- _WRITTEN PROBLEM_
Restate the data below word for word. Skip any images it contains.

- _INPUT RECORDS_
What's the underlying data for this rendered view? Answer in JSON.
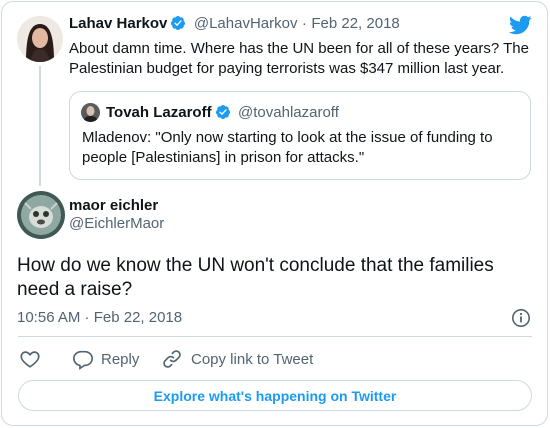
{
  "colors": {
    "accent": "#1d9bf0",
    "text": "#0f1419",
    "muted": "#536471",
    "border": "#cfd9de"
  },
  "parent_tweet": {
    "name": "Lahav Harkov",
    "handle": "@LahavHarkov",
    "separator": "·",
    "date": "Feb 22, 2018",
    "text_line1": "About damn time. Where has the UN been for all of these years? The",
    "text_line2": "Palestinian budget for paying terrorists was $347 million last year.",
    "quoted": {
      "name": "Tovah Lazaroff",
      "handle": "@tovahlazaroff",
      "text_line1": "Mladenov: \"Only now starting to look at the issue of funding to",
      "text_line2": "people [Palestinians] in prison for attacks.\""
    }
  },
  "main_tweet": {
    "name": "maor eichler",
    "handle": "@EichlerMaor",
    "text_line1": "How do we know the UN won't conclude that the families",
    "text_line2": "need a raise?",
    "timestamp": "10:56 AM · Feb 22, 2018"
  },
  "actions": {
    "reply": "Reply",
    "copy_link": "Copy link to Tweet"
  },
  "explore_label": "Explore what's happening on Twitter",
  "icons": [
    "twitter-bird-icon",
    "verified-badge-icon",
    "info-icon",
    "heart-icon",
    "reply-icon",
    "link-icon"
  ]
}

- _WORKED ANSWER_
What's the underlying data for this rendered view? Answer in JSON.
{
  "colors": {
    "accent": "#1d9bf0",
    "text": "#0f1419",
    "muted": "#536471",
    "border": "#cfd9de"
  },
  "parent_tweet": {
    "name": "Lahav Harkov",
    "handle": "@LahavHarkov",
    "separator": "·",
    "date": "Feb 22, 2018",
    "text_line1": "About damn time. Where has the UN been for all of these years? The",
    "text_line2": "Palestinian budget for paying terrorists was $347 million last year.",
    "quoted": {
      "name": "Tovah Lazaroff",
      "handle": "@tovahlazaroff",
      "text_line1": "Mladenov: \"Only now starting to look at the issue of funding to",
      "text_line2": "people [Palestinians] in prison for attacks.\""
    }
  },
  "main_tweet": {
    "name": "maor eichler",
    "handle": "@EichlerMaor",
    "text_line1": "How do we know the UN won't conclude that the families",
    "text_line2": "need a raise?",
    "timestamp": "10:56 AM · Feb 22, 2018"
  },
  "actions": {
    "reply": "Reply",
    "copy_link": "Copy link to Tweet"
  },
  "explore_label": "Explore what's happening on Twitter",
  "icons": [
    "twitter-bird-icon",
    "verified-badge-icon",
    "info-icon",
    "heart-icon",
    "reply-icon",
    "link-icon"
  ]
}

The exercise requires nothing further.